*YOUR TASK*. Where a line contains the string "name", copy that line.

= = =

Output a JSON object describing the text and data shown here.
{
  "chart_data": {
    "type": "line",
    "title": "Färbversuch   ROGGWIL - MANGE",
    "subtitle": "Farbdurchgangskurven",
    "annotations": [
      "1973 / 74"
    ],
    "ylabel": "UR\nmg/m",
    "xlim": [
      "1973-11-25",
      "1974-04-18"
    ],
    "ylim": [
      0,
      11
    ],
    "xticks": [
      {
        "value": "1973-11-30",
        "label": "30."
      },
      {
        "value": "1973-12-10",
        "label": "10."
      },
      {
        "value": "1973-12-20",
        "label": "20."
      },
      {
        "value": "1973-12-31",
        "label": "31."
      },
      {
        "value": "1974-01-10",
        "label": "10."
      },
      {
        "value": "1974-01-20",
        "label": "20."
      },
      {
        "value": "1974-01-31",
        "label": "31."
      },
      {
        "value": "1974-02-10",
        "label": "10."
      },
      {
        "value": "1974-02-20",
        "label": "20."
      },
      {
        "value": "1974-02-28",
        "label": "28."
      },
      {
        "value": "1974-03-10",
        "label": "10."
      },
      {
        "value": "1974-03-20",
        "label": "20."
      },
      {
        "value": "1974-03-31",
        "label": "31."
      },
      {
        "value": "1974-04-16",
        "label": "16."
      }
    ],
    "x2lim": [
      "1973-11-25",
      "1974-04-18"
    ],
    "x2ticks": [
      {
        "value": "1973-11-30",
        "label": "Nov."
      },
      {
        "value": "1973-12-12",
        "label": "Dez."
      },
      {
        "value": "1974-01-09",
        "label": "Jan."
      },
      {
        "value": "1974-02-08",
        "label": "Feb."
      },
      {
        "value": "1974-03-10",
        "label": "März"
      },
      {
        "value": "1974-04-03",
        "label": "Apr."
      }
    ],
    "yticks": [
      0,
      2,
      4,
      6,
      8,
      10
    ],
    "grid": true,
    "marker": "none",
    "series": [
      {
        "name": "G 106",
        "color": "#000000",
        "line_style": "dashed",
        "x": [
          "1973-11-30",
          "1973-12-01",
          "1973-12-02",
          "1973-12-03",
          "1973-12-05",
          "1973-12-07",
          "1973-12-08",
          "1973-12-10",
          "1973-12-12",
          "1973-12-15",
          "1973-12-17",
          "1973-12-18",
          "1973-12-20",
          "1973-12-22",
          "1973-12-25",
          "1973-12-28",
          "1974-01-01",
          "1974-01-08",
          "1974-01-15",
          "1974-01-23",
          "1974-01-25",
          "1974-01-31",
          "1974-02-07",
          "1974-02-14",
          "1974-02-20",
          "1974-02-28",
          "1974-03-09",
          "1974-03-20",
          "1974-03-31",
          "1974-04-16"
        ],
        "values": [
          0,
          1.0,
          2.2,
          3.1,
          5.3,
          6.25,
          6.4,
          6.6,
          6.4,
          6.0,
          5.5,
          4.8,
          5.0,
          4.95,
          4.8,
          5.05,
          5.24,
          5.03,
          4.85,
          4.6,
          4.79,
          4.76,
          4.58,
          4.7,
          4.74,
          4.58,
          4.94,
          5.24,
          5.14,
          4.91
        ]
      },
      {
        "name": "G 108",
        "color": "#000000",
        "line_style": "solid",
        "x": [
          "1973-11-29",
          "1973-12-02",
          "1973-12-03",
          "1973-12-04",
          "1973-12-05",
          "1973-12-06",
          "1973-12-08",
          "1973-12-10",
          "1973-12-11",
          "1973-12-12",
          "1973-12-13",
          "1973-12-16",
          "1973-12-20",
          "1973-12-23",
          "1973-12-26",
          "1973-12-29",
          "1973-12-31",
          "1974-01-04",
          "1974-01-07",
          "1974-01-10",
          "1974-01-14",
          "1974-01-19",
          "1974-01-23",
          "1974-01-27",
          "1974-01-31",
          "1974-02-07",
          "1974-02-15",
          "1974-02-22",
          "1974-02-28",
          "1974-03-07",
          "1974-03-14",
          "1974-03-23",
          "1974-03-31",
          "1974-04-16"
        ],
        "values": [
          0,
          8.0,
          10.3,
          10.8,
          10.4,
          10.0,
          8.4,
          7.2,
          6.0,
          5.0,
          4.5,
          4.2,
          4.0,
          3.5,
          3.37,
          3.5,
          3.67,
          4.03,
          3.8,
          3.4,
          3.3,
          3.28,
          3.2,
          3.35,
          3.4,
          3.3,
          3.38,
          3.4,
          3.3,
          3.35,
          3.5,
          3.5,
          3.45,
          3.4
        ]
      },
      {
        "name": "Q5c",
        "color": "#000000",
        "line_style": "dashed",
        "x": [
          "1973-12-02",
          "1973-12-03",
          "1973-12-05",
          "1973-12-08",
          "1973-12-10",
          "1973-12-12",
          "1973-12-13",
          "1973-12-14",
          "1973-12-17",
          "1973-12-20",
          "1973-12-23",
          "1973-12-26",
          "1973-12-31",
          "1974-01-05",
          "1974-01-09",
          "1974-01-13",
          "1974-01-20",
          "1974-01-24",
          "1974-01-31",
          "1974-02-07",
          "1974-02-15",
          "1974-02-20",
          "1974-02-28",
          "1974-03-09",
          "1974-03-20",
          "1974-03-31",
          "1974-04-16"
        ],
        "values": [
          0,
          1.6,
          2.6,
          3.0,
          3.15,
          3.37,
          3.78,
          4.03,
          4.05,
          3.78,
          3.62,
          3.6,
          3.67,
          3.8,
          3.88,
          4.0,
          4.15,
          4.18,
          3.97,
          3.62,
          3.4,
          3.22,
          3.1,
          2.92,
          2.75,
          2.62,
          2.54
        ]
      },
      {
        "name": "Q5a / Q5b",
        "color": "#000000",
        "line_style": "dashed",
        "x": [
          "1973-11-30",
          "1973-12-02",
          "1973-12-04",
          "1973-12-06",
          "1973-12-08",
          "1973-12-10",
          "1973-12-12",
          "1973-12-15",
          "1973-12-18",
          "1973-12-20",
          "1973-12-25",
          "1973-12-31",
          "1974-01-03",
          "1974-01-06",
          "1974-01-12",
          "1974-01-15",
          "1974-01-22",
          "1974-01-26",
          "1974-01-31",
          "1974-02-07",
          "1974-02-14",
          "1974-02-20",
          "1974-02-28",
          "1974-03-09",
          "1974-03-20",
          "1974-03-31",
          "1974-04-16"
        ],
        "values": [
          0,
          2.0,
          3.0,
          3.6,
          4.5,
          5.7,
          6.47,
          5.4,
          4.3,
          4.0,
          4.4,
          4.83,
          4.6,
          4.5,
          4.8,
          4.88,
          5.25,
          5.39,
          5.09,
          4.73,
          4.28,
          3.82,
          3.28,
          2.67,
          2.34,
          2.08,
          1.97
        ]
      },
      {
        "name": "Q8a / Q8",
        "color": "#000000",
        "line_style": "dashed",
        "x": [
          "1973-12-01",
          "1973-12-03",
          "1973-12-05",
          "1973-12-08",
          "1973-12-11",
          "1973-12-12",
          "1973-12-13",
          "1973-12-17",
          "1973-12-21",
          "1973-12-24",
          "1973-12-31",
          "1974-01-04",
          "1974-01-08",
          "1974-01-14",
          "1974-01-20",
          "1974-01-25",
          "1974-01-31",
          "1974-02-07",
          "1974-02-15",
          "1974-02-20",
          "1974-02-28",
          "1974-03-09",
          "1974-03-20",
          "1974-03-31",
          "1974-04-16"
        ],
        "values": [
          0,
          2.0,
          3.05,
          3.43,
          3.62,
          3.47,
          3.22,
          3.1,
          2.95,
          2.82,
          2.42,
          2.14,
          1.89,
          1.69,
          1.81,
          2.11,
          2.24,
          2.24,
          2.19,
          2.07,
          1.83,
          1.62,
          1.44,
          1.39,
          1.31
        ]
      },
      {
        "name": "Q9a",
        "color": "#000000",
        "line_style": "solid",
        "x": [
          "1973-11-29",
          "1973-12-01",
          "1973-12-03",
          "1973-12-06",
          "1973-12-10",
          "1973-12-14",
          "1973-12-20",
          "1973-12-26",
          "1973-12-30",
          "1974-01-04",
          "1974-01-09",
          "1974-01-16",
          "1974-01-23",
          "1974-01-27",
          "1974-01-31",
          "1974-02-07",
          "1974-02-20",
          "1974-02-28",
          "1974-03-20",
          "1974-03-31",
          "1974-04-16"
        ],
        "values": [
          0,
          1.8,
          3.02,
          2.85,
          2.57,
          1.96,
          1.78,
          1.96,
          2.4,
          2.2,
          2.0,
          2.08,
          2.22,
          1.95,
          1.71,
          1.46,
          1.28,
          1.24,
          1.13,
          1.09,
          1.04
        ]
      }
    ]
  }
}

= = =

*RESULT OF THE EXERCISE*.
        "name": "G 106",
        "name": "G 108",
        "name": "Q5c",
        "name": "Q5a / Q5b",
        "name": "Q8a / Q8",
        "name": "Q9a",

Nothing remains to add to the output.